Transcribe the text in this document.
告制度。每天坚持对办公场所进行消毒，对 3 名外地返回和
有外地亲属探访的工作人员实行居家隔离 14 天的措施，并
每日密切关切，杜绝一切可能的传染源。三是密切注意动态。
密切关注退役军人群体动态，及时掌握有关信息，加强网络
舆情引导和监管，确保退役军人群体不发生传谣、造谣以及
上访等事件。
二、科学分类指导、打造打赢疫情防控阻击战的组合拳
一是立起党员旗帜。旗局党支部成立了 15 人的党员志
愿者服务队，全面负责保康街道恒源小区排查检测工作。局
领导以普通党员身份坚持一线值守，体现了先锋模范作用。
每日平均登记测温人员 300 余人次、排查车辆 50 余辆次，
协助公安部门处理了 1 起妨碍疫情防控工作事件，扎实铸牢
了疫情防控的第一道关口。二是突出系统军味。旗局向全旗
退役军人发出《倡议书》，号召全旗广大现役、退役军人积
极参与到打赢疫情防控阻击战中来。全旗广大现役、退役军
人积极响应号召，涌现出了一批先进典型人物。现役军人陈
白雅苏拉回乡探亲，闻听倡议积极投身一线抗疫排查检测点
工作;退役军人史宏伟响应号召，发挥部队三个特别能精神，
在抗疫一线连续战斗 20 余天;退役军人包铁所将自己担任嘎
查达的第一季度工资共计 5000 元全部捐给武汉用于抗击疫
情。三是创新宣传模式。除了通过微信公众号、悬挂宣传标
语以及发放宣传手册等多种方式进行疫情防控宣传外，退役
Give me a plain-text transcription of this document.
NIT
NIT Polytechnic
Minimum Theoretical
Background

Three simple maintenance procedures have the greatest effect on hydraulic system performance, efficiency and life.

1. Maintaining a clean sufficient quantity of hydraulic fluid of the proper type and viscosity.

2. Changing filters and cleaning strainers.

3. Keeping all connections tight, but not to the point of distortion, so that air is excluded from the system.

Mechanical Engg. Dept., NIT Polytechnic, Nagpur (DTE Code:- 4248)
+ + + +
▶ **DIRECTIVE**
Nothing may be left out: return each entry exactly as it reads.

▶ **EXERCISE ANSWER**
Transcribe the text in this document.
告制度。每天坚持对办公场所进行消毒，对 3 名外地返回和
有外地亲属探访的工作人员实行居家隔离 14 天的措施，并
每日密切关切，杜绝一切可能的传染源。三是密切注意动态。
密切关注退役军人群体动态，及时掌握有关信息，加强网络
舆情引导和监管，确保退役军人群体不发生传谣、造谣以及
上访等事件。
二、科学分类指导、打造打赢疫情防控阻击战的组合拳
一是立起党员旗帜。旗局党支部成立了 15 人的党员志
愿者服务队，全面负责保康街道恒源小区排查检测工作。局
领导以普通党员身份坚持一线值守，体现了先锋模范作用。
每日平均登记测温人员 300 余人次、排查车辆 50 余辆次，
协助公安部门处理了 1 起妨碍疫情防控工作事件，扎实铸牢
了疫情防控的第一道关口。二是突出系统军味。旗局向全旗
退役军人发出《倡议书》，号召全旗广大现役、退役军人积
极参与到打赢疫情防控阻击战中来。全旗广大现役、退役军
人积极响应号召，涌现出了一批先进典型人物。现役军人陈
白雅苏拉回乡探亲，闻听倡议积极投身一线抗疫排查检测点
工作;退役军人史宏伟响应号召，发挥部队三个特别能精神，
在抗疫一线连续战斗 20 余天;退役军人包铁所将自己担任嘎
查达的第一季度工资共计 5000 元全部捐给武汉用于抗击疫
情。三是创新宣传模式。除了通过微信公众号、悬挂宣传标
语以及发放宣传手册等多种方式进行疫情防控宣传外，退役
Give me a plain-text transcription of this document.
NIT
NIT Polytechnic
Minimum Theoretical
Background

Three simple maintenance procedures have the greatest effect on hydraulic system performance, efficiency and life.

1. Maintaining a clean sufficient quantity of hydraulic fluid of the proper type and viscosity.

2. Changing filters and cleaning strainers.

3. Keeping all connections tight, but not to the point of distortion, so that air is excluded from the system.

Mechanical Engg. Dept., NIT Polytechnic, Nagpur (DTE Code:- 4248)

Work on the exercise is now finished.